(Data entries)
+++++

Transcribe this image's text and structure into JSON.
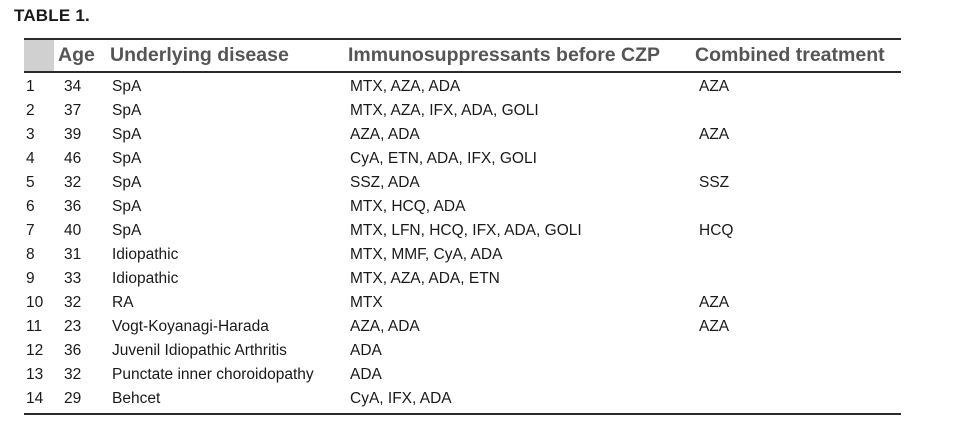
{
  "title": "TABLE 1.",
  "headers": {
    "number": "",
    "age": "Age",
    "disease": "Underlying disease",
    "immuno": "Immunosuppressants before CZP",
    "combined": "Combined treatment"
  },
  "rows": [
    {
      "n": "1",
      "age": "34",
      "disease": "SpA",
      "immuno": "MTX, AZA, ADA",
      "combined": "AZA"
    },
    {
      "n": "2",
      "age": "37",
      "disease": "SpA",
      "immuno": "MTX, AZA, IFX, ADA, GOLI",
      "combined": ""
    },
    {
      "n": "3",
      "age": "39",
      "disease": "SpA",
      "immuno": "AZA, ADA",
      "combined": "AZA"
    },
    {
      "n": "4",
      "age": "46",
      "disease": "SpA",
      "immuno": "CyA, ETN, ADA, IFX, GOLI",
      "combined": ""
    },
    {
      "n": "5",
      "age": "32",
      "disease": "SpA",
      "immuno": "SSZ, ADA",
      "combined": "SSZ"
    },
    {
      "n": "6",
      "age": "36",
      "disease": "SpA",
      "immuno": "MTX, HCQ, ADA",
      "combined": ""
    },
    {
      "n": "7",
      "age": "40",
      "disease": "SpA",
      "immuno": "MTX, LFN, HCQ, IFX, ADA, GOLI",
      "combined": "HCQ"
    },
    {
      "n": "8",
      "age": "31",
      "disease": "Idiopathic",
      "immuno": "MTX, MMF, CyA, ADA",
      "combined": ""
    },
    {
      "n": "9",
      "age": "33",
      "disease": "Idiopathic",
      "immuno": "MTX, AZA, ADA, ETN",
      "combined": ""
    },
    {
      "n": "10",
      "age": "32",
      "disease": "RA",
      "immuno": "MTX",
      "combined": "AZA"
    },
    {
      "n": "11",
      "age": "23",
      "disease": "Vogt-Koyanagi-Harada",
      "immuno": "AZA, ADA",
      "combined": "AZA"
    },
    {
      "n": "12",
      "age": "36",
      "disease": "Juvenil Idiopathic Arthritis",
      "immuno": "ADA",
      "combined": ""
    },
    {
      "n": "13",
      "age": "32",
      "disease": "Punctate inner choroidopathy",
      "immuno": "ADA",
      "combined": ""
    },
    {
      "n": "14",
      "age": "29",
      "disease": "Behcet",
      "immuno": "CyA, IFX, ADA",
      "combined": ""
    }
  ]
}
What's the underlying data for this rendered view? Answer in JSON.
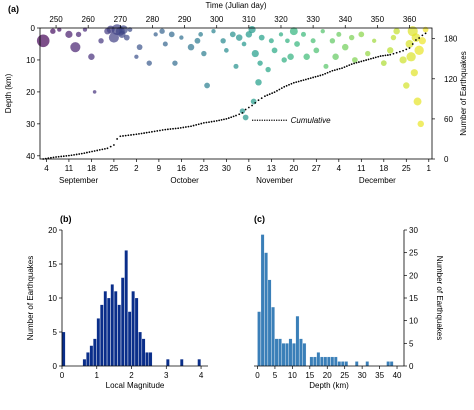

+++++

*Directive*: Give only the number of lines that include the word "GOLI".

*Exercise response*: 3